_Input records:_
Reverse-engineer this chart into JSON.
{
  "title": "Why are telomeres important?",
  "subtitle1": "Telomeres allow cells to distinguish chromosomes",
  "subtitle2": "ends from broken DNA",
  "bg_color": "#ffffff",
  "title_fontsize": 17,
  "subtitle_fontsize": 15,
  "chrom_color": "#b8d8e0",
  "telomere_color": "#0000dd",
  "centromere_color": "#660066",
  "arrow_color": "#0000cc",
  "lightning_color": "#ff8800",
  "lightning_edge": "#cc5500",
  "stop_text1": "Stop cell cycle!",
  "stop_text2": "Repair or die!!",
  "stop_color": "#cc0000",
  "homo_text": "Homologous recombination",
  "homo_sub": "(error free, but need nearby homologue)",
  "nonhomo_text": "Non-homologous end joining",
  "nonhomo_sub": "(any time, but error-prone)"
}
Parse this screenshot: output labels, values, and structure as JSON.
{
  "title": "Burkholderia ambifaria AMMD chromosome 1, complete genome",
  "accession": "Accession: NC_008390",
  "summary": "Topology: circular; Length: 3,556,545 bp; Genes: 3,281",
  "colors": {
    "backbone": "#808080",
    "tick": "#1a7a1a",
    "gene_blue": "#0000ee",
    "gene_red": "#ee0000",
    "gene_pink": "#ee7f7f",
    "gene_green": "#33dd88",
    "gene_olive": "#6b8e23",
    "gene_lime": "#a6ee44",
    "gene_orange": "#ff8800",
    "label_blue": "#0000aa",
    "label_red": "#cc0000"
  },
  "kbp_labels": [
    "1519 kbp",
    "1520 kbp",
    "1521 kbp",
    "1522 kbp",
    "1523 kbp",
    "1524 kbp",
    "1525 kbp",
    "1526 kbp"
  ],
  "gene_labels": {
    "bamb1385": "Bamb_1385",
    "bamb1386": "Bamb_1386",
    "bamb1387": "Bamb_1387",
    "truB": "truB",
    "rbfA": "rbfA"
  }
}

_What to work on:_
Restate the data above in full, keeping every word as it is.

_Expected output:_
Reverse-engineer this chart into JSON.
{
  "title": "Why are telomeres important?",
  "subtitle1": "Telomeres allow cells to distinguish chromosomes",
  "subtitle2": "ends from broken DNA",
  "bg_color": "#ffffff",
  "title_fontsize": 17,
  "subtitle_fontsize": 15,
  "chrom_color": "#b8d8e0",
  "telomere_color": "#0000dd",
  "centromere_color": "#660066",
  "arrow_color": "#0000cc",
  "lightning_color": "#ff8800",
  "lightning_edge": "#cc5500",
  "stop_text1": "Stop cell cycle!",
  "stop_text2": "Repair or die!!",
  "stop_color": "#cc0000",
  "homo_text": "Homologous recombination",
  "homo_sub": "(error free, but need nearby homologue)",
  "nonhomo_text": "Non-homologous end joining",
  "nonhomo_sub": "(any time, but error-prone)"
}
Parse this screenshot: output labels, values, and structure as JSON.
{
  "title": "Burkholderia ambifaria AMMD chromosome 1, complete genome",
  "accession": "Accession: NC_008390",
  "summary": "Topology: circular; Length: 3,556,545 bp; Genes: 3,281",
  "colors": {
    "backbone": "#808080",
    "tick": "#1a7a1a",
    "gene_blue": "#0000ee",
    "gene_red": "#ee0000",
    "gene_pink": "#ee7f7f",
    "gene_green": "#33dd88",
    "gene_olive": "#6b8e23",
    "gene_lime": "#a6ee44",
    "gene_orange": "#ff8800",
    "label_blue": "#0000aa",
    "label_red": "#cc0000"
  },
  "kbp_labels": [
    "1519 kbp",
    "1520 kbp",
    "1521 kbp",
    "1522 kbp",
    "1523 kbp",
    "1524 kbp",
    "1525 kbp",
    "1526 kbp"
  ],
  "gene_labels": {
    "bamb1385": "Bamb_1385",
    "bamb1386": "Bamb_1386",
    "bamb1387": "Bamb_1387",
    "truB": "truB",
    "rbfA": "rbfA"
  }
}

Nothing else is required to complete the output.